> Goal
Copy out the listing that follows, exactly, without its pictures.

Figure contents as structured data
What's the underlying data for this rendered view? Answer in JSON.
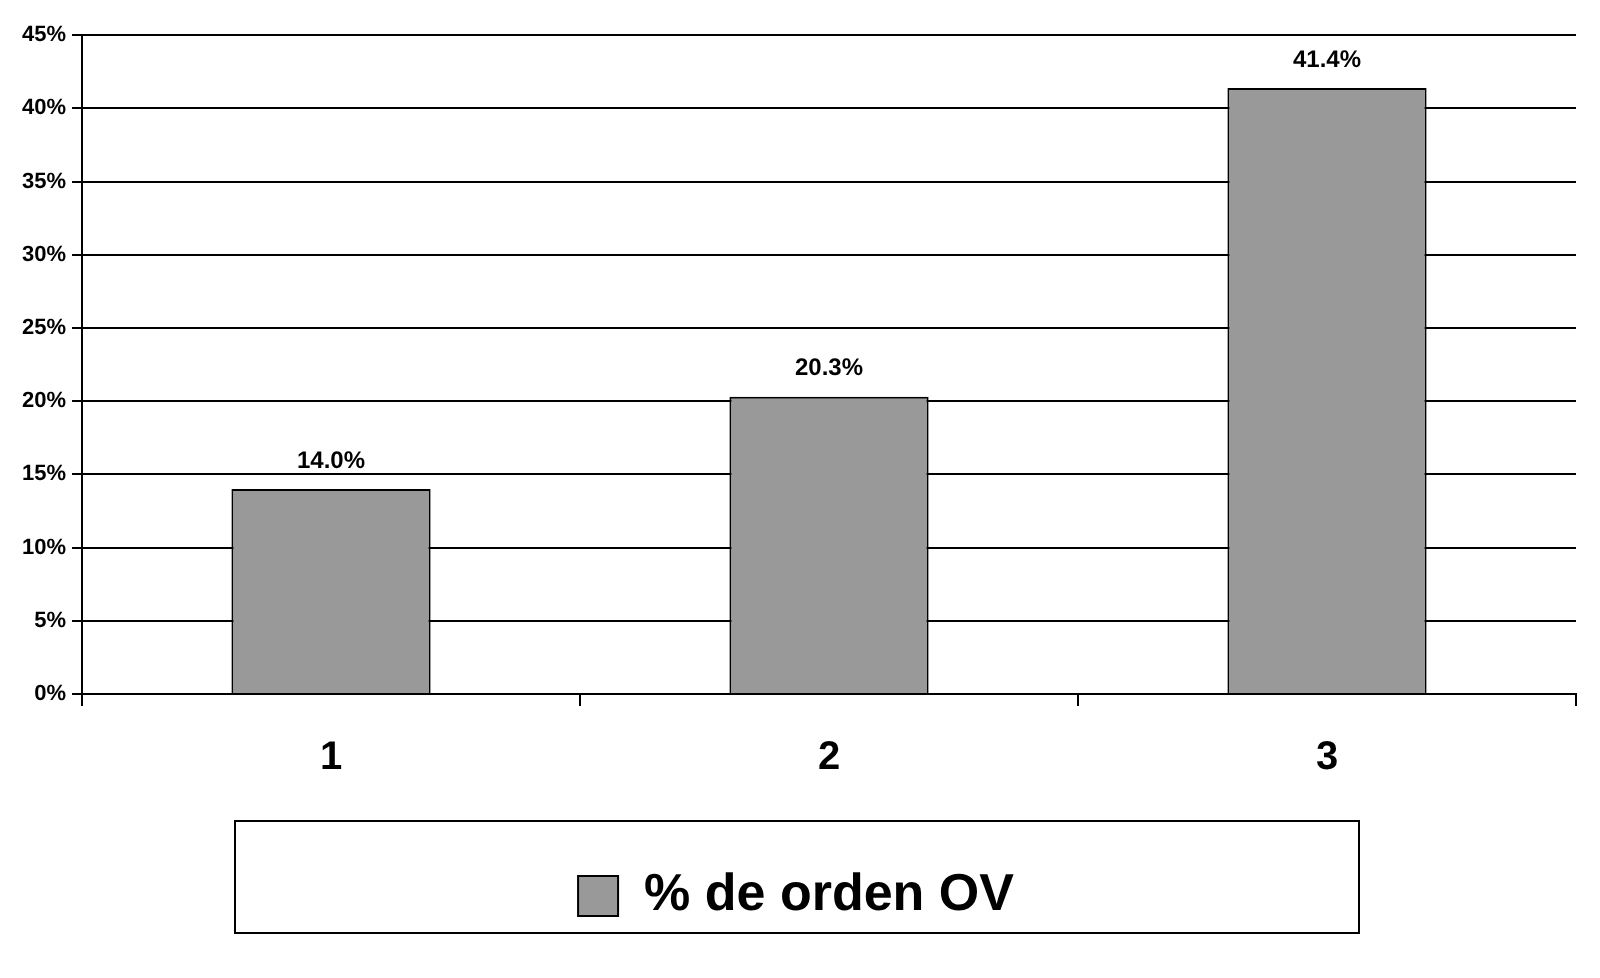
{
  "chart_data": {
    "type": "bar",
    "categories": [
      "1",
      "2",
      "3"
    ],
    "series": [
      {
        "name": "% de orden OV",
        "color": "#999999",
        "values": [
          14.0,
          20.3,
          41.4
        ],
        "value_labels": [
          "14.0%",
          "20.3%",
          "41.4%"
        ]
      }
    ],
    "ylim": [
      0,
      45
    ],
    "yticks": [
      {
        "value": 0,
        "label": "0%"
      },
      {
        "value": 5,
        "label": "5%"
      },
      {
        "value": 10,
        "label": "10%"
      },
      {
        "value": 15,
        "label": "15%"
      },
      {
        "value": 20,
        "label": "20%"
      },
      {
        "value": 25,
        "label": "25%"
      },
      {
        "value": 30,
        "label": "30%"
      },
      {
        "value": 35,
        "label": "35%"
      },
      {
        "value": 40,
        "label": "40%"
      },
      {
        "value": 45,
        "label": "45%"
      }
    ],
    "grid": "y",
    "legend": "bottom"
  }
}
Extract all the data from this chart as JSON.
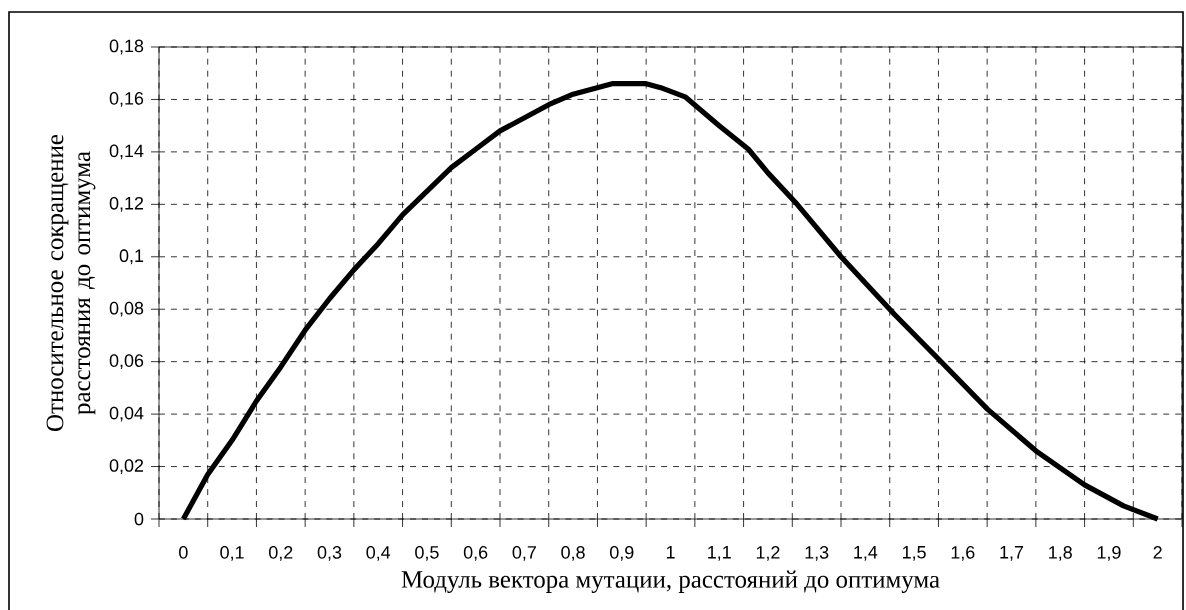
{
  "chart_data": {
    "type": "line",
    "xlabel": "Модуль вектора мутации, расстояний до оптимума",
    "ylabel": "Относительное сокращение расстояния до оптимума",
    "x": [
      0,
      0.05,
      0.1,
      0.15,
      0.2,
      0.25,
      0.3,
      0.35,
      0.4,
      0.45,
      0.5,
      0.55,
      0.6,
      0.65,
      0.7,
      0.75,
      0.8,
      0.88,
      0.95,
      0.98,
      1.03,
      1.1,
      1.16,
      1.2,
      1.26,
      1.35,
      1.46,
      1.55,
      1.65,
      1.75,
      1.85,
      1.93,
      2.0
    ],
    "series": [
      {
        "color": "#000000",
        "values": [
          0,
          0.017,
          0.03,
          0.045,
          0.058,
          0.072,
          0.084,
          0.095,
          0.105,
          0.116,
          0.125,
          0.134,
          0.141,
          0.148,
          0.153,
          0.158,
          0.162,
          0.166,
          0.166,
          0.1645,
          0.161,
          0.15,
          0.141,
          0.132,
          0.12,
          0.1,
          0.078,
          0.061,
          0.042,
          0.026,
          0.013,
          0.005,
          0
        ]
      }
    ],
    "xlim": [
      -0.05,
      2.05
    ],
    "xticks": [
      0,
      {
        "value": 0.1,
        "label": "0,1"
      },
      {
        "value": 0.2,
        "label": "0,2"
      },
      {
        "value": 0.3,
        "label": "0,3"
      },
      {
        "value": 0.4,
        "label": "0,4"
      },
      {
        "value": 0.5,
        "label": "0,5"
      },
      {
        "value": 0.6,
        "label": "0,6"
      },
      {
        "value": 0.7,
        "label": "0,7"
      },
      {
        "value": 0.8,
        "label": "0,8"
      },
      {
        "value": 0.9,
        "label": "0,9"
      },
      1,
      {
        "value": 1.1,
        "label": "1,1"
      },
      {
        "value": 1.2,
        "label": "1,2"
      },
      {
        "value": 1.3,
        "label": "1,3"
      },
      {
        "value": 1.4,
        "label": "1,4"
      },
      {
        "value": 1.5,
        "label": "1,5"
      },
      {
        "value": 1.6,
        "label": "1,6"
      },
      {
        "value": 1.7,
        "label": "1,7"
      },
      {
        "value": 1.8,
        "label": "1,8"
      },
      {
        "value": 1.9,
        "label": "1,9"
      },
      2
    ],
    "ylim": [
      0,
      0.18
    ],
    "yticks": [
      0,
      {
        "value": 0.02,
        "label": "0,02"
      },
      {
        "value": 0.04,
        "label": "0,04"
      },
      {
        "value": 0.06,
        "label": "0,06"
      },
      {
        "value": 0.08,
        "label": "0,08"
      },
      {
        "value": 0.1,
        "label": "0,1"
      },
      {
        "value": 0.12,
        "label": "0,12"
      },
      {
        "value": 0.14,
        "label": "0,14"
      },
      {
        "value": 0.16,
        "label": "0,16"
      },
      {
        "value": 0.18,
        "label": "0,18"
      }
    ],
    "grid": true,
    "line_style": "solid"
  }
}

> Answer to this task
What's the underlying data for this rendered view? Answer in JSON.
{
  "chart_data": {
    "type": "bar",
    "categories": [
      "1",
      "2",
      "3"
    ],
    "series": [
      {
        "name": "% de orden OV",
        "color": "#999999",
        "values": [
          14.0,
          20.3,
          41.4
        ],
        "value_labels": [
          "14.0%",
          "20.3%",
          "41.4%"
        ]
      }
    ],
    "ylim": [
      0,
      45
    ],
    "yticks": [
      {
        "value": 0,
        "label": "0%"
      },
      {
        "value": 5,
        "label": "5%"
      },
      {
        "value": 10,
        "label": "10%"
      },
      {
        "value": 15,
        "label": "15%"
      },
      {
        "value": 20,
        "label": "20%"
      },
      {
        "value": 25,
        "label": "25%"
      },
      {
        "value": 30,
        "label": "30%"
      },
      {
        "value": 35,
        "label": "35%"
      },
      {
        "value": 40,
        "label": "40%"
      },
      {
        "value": 45,
        "label": "45%"
      }
    ],
    "grid": "y",
    "legend": "bottom"
  }
}
Extract all the data from this chart as JSON.
{
  "chart_data": {
    "type": "line",
    "xlabel": "Модуль вектора мутации, расстояний до оптимума",
    "ylabel": "Относительное сокращение расстояния до оптимума",
    "x": [
      0,
      0.05,
      0.1,
      0.15,
      0.2,
      0.25,
      0.3,
      0.35,
      0.4,
      0.45,
      0.5,
      0.55,
      0.6,
      0.65,
      0.7,
      0.75,
      0.8,
      0.88,
      0.95,
      0.98,
      1.03,
      1.1,
      1.16,
      1.2,
      1.26,
      1.35,
      1.46,
      1.55,
      1.65,
      1.75,
      1.85,
      1.93,
      2.0
    ],
    "series": [
      {
        "color": "#000000",
        "values": [
          0,
          0.017,
          0.03,
          0.045,
          0.058,
          0.072,
          0.084,
          0.095,
          0.105,
          0.116,
          0.125,
          0.134,
          0.141,
          0.148,
          0.153,
          0.158,
          0.162,
          0.166,
          0.166,
          0.1645,
          0.161,
          0.15,
          0.141,
          0.132,
          0.12,
          0.1,
          0.078,
          0.061,
          0.042,
          0.026,
          0.013,
          0.005,
          0
        ]
      }
    ],
    "xlim": [
      -0.05,
      2.05
    ],
    "xticks": [
      0,
      {
        "value": 0.1,
        "label": "0,1"
      },
      {
        "value": 0.2,
        "label": "0,2"
      },
      {
        "value": 0.3,
        "label": "0,3"
      },
      {
        "value": 0.4,
        "label": "0,4"
      },
      {
        "value": 0.5,
        "label": "0,5"
      },
      {
        "value": 0.6,
        "label": "0,6"
      },
      {
        "value": 0.7,
        "label": "0,7"
      },
      {
        "value": 0.8,
        "label": "0,8"
      },
      {
        "value": 0.9,
        "label": "0,9"
      },
      1,
      {
        "value": 1.1,
        "label": "1,1"
      },
      {
        "value": 1.2,
        "label": "1,2"
      },
      {
        "value": 1.3,
        "label": "1,3"
      },
      {
        "value": 1.4,
        "label": "1,4"
      },
      {
        "value": 1.5,
        "label": "1,5"
      },
      {
        "value": 1.6,
        "label": "1,6"
      },
      {
        "value": 1.7,
        "label": "1,7"
      },
      {
        "value": 1.8,
        "label": "1,8"
      },
      {
        "value": 1.9,
        "label": "1,9"
      },
      2
    ],
    "ylim": [
      0,
      0.18
    ],
    "yticks": [
      0,
      {
        "value": 0.02,
        "label": "0,02"
      },
      {
        "value": 0.04,
        "label": "0,04"
      },
      {
        "value": 0.06,
        "label": "0,06"
      },
      {
        "value": 0.08,
        "label": "0,08"
      },
      {
        "value": 0.1,
        "label": "0,1"
      },
      {
        "value": 0.12,
        "label": "0,12"
      },
      {
        "value": 0.14,
        "label": "0,14"
      },
      {
        "value": 0.16,
        "label": "0,16"
      },
      {
        "value": 0.18,
        "label": "0,18"
      }
    ],
    "grid": true,
    "line_style": "solid"
  }
}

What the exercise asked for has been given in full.